%%
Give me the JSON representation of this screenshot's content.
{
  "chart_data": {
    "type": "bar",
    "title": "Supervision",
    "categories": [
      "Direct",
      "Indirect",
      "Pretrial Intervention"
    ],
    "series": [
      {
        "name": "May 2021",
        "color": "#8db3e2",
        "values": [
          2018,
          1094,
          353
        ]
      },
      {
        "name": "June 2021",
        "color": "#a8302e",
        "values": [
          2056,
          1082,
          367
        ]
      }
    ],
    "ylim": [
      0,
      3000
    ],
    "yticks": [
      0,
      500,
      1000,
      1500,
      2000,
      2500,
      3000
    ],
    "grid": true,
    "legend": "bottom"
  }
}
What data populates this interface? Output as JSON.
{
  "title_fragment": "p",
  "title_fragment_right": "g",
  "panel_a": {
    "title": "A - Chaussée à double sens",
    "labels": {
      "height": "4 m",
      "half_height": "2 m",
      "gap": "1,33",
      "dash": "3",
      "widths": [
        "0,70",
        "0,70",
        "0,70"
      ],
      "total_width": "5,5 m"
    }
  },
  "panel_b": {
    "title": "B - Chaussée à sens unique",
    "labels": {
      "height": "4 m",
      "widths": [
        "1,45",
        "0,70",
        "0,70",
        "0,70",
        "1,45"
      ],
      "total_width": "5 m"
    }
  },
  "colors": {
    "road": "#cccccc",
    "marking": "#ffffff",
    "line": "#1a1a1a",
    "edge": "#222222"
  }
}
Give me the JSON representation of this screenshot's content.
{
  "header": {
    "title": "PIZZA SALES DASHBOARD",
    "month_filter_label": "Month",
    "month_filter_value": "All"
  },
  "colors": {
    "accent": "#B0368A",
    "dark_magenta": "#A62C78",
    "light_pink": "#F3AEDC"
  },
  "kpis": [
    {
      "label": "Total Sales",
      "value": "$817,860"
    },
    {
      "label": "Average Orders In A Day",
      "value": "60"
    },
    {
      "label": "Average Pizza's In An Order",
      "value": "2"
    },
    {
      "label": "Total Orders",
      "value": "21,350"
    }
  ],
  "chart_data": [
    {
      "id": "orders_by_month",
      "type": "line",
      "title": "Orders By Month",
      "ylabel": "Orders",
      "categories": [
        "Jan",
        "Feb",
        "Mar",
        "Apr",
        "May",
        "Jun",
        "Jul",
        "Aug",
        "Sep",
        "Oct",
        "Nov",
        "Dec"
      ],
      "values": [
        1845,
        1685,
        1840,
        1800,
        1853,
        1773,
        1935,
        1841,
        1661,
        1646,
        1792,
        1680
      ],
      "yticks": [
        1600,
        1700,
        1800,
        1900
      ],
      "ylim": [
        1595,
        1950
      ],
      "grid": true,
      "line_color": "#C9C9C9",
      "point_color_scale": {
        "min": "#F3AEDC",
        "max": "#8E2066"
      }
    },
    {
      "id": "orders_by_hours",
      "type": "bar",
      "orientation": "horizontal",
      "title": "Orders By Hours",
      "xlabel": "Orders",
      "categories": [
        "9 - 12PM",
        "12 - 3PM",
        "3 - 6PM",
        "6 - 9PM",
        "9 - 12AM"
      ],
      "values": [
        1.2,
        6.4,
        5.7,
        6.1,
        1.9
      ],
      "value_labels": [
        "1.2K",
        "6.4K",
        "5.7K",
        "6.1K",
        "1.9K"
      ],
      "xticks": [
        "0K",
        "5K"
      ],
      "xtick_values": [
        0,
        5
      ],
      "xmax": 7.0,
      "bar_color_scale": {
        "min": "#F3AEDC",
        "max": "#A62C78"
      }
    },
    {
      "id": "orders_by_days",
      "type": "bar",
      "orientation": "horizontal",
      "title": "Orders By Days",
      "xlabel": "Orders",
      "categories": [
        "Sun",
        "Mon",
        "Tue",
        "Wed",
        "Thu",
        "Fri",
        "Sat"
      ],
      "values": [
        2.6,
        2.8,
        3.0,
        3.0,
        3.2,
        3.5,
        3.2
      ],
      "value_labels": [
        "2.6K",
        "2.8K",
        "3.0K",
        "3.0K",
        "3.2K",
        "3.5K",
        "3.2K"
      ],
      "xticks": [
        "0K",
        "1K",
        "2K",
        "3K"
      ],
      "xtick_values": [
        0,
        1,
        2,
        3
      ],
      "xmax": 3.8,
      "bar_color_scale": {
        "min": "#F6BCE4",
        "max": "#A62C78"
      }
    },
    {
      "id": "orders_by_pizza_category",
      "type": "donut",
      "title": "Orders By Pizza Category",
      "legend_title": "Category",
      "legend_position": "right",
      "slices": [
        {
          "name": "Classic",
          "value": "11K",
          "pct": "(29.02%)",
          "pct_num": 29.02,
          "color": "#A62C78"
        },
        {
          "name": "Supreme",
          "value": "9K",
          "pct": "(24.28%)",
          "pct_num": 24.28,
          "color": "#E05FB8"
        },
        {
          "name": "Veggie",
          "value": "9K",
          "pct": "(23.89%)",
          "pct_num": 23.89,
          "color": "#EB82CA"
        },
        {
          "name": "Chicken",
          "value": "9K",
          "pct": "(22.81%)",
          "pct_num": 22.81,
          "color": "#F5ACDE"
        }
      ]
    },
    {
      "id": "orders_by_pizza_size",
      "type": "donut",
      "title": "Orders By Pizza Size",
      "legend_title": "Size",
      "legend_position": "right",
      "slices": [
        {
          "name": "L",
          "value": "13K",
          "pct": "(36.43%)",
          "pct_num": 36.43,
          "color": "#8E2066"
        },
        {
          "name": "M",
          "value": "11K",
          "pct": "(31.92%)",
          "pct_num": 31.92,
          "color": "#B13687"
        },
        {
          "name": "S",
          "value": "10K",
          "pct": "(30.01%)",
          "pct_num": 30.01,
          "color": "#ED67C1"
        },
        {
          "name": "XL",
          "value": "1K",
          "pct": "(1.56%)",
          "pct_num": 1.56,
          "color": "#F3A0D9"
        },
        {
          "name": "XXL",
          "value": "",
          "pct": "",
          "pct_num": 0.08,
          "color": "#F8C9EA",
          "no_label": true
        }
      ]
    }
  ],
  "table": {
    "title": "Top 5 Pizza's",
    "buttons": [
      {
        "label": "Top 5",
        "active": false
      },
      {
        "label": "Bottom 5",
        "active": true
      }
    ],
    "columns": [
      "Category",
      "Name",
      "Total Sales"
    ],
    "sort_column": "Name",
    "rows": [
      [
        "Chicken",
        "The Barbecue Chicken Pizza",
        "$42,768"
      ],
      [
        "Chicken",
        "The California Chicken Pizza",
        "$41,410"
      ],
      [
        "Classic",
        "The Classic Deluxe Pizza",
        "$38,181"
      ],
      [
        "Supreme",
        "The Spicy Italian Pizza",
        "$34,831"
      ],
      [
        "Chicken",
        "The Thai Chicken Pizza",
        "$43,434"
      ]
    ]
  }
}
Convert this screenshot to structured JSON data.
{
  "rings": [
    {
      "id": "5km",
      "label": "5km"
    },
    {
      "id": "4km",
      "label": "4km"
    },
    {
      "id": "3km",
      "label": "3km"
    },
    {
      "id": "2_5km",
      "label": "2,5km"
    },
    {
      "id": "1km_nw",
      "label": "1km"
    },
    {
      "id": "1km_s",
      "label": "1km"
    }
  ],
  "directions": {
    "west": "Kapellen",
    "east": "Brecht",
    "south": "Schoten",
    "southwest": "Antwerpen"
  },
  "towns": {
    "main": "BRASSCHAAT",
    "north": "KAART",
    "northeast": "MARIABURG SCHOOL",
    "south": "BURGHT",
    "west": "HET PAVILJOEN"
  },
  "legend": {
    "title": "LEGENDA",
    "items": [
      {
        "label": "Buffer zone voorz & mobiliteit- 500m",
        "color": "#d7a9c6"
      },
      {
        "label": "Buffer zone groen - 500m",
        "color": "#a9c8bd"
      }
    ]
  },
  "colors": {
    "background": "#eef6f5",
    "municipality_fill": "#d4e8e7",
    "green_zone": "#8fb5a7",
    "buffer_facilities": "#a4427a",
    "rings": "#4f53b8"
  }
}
%%
Go through the entries above and copy every line containing "Average".

_Reply_
      "label": "Average Orders In A Day",
      "label": "Average Pizza's In An Order",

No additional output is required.